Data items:
-----
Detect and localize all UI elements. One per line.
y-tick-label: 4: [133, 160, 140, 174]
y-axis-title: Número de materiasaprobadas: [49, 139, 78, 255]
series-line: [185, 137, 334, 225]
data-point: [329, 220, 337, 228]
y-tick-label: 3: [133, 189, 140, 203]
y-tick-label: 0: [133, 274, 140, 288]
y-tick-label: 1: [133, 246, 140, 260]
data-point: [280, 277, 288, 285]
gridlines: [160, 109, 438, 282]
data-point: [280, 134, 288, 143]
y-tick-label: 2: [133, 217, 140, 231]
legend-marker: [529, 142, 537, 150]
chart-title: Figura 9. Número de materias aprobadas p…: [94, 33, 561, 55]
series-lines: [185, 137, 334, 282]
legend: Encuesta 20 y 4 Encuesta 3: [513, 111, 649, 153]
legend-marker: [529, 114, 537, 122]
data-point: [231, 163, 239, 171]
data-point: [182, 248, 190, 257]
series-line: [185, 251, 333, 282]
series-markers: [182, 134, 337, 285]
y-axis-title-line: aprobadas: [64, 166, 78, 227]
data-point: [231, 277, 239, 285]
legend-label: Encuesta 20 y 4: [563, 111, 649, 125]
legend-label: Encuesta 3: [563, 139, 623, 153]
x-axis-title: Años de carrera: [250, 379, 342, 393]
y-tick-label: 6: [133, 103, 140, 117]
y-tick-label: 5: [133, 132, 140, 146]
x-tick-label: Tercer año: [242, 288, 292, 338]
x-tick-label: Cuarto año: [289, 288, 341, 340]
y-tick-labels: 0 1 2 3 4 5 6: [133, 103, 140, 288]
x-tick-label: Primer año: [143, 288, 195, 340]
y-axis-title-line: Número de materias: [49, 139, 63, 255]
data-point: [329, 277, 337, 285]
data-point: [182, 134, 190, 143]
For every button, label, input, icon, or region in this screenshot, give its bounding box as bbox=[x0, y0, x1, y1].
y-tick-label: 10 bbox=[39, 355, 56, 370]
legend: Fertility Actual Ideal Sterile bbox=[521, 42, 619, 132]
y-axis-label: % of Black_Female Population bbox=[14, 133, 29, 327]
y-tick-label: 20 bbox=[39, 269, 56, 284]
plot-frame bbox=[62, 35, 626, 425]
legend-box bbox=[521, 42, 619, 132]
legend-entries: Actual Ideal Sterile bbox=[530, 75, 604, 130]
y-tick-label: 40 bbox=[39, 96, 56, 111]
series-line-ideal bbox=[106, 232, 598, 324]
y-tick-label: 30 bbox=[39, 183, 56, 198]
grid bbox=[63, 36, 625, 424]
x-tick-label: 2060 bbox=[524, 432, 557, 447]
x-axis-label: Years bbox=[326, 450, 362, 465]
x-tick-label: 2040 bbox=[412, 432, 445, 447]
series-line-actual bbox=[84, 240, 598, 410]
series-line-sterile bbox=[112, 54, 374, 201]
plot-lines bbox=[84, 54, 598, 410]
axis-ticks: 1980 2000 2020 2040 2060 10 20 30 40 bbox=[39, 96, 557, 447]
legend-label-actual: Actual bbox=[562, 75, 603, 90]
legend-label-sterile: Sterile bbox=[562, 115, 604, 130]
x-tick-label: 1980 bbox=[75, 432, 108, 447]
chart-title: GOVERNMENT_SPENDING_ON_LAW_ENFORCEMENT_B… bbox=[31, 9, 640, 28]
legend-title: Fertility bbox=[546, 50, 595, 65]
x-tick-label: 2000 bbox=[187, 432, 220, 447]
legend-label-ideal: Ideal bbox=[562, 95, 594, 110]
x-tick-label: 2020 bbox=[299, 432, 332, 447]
-----
AIM: Write out every one of these lines again, character for character.

OUTPUT BELOW:
Detect and localize all UI elements. One per line.
y-tick-label: 4: [133, 160, 140, 174]
y-axis-title: Número de materiasaprobadas: [49, 139, 78, 255]
series-line: [185, 137, 334, 225]
data-point: [329, 220, 337, 228]
y-tick-label: 3: [133, 189, 140, 203]
y-tick-label: 0: [133, 274, 140, 288]
y-tick-label: 1: [133, 246, 140, 260]
data-point: [280, 277, 288, 285]
gridlines: [160, 109, 438, 282]
data-point: [280, 134, 288, 143]
y-tick-label: 2: [133, 217, 140, 231]
legend-marker: [529, 142, 537, 150]
chart-title: Figura 9. Número de materias aprobadas p…: [94, 33, 561, 55]
series-lines: [185, 137, 334, 282]
legend: Encuesta 20 y 4 Encuesta 3: [513, 111, 649, 153]
legend-marker: [529, 114, 537, 122]
data-point: [231, 163, 239, 171]
data-point: [182, 248, 190, 257]
series-line: [185, 251, 333, 282]
series-markers: [182, 134, 337, 285]
y-axis-title-line: aprobadas: [64, 166, 78, 227]
data-point: [231, 277, 239, 285]
legend-label: Encuesta 20 y 4: [563, 111, 649, 125]
legend-label: Encuesta 3: [563, 139, 623, 153]
x-axis-title: Años de carrera: [250, 379, 342, 393]
y-tick-label: 6: [133, 103, 140, 117]
y-tick-label: 5: [133, 132, 140, 146]
x-tick-label: Tercer año: [242, 288, 292, 338]
x-tick-label: Cuarto año: [289, 288, 341, 340]
y-tick-labels: 0 1 2 3 4 5 6: [133, 103, 140, 288]
x-tick-label: Primer año: [143, 288, 195, 340]
y-axis-title-line: Número de materias: [49, 139, 63, 255]
data-point: [329, 277, 337, 285]
data-point: [182, 134, 190, 143]
For every button, label, input, icon, or region in this screenshot, give its bounding box as bbox=[x0, y0, x1, y1].
y-tick-label: 10 bbox=[39, 355, 56, 370]
legend: Fertility Actual Ideal Sterile bbox=[521, 42, 619, 132]
y-axis-label: % of Black_Female Population bbox=[14, 133, 29, 327]
y-tick-label: 20 bbox=[39, 269, 56, 284]
plot-frame bbox=[62, 35, 626, 425]
legend-box bbox=[521, 42, 619, 132]
legend-entries: Actual Ideal Sterile bbox=[530, 75, 604, 130]
y-tick-label: 40 bbox=[39, 96, 56, 111]
series-line-ideal bbox=[106, 232, 598, 324]
y-tick-label: 30 bbox=[39, 183, 56, 198]
grid bbox=[63, 36, 625, 424]
x-tick-label: 2060 bbox=[524, 432, 557, 447]
x-axis-label: Years bbox=[326, 450, 362, 465]
x-tick-label: 2040 bbox=[412, 432, 445, 447]
series-line-actual bbox=[84, 240, 598, 410]
series-line-sterile bbox=[112, 54, 374, 201]
plot-lines bbox=[84, 54, 598, 410]
axis-ticks: 1980 2000 2020 2040 2060 10 20 30 40 bbox=[39, 96, 557, 447]
legend-label-actual: Actual bbox=[562, 75, 603, 90]
legend-label-sterile: Sterile bbox=[562, 115, 604, 130]
x-tick-label: 1980 bbox=[75, 432, 108, 447]
chart-title: GOVERNMENT_SPENDING_ON_LAW_ENFORCEMENT_B… bbox=[31, 9, 640, 28]
legend-title: Fertility bbox=[546, 50, 595, 65]
x-tick-label: 2000 bbox=[187, 432, 220, 447]
legend-label-ideal: Ideal bbox=[562, 95, 594, 110]
x-tick-label: 2020 bbox=[299, 432, 332, 447]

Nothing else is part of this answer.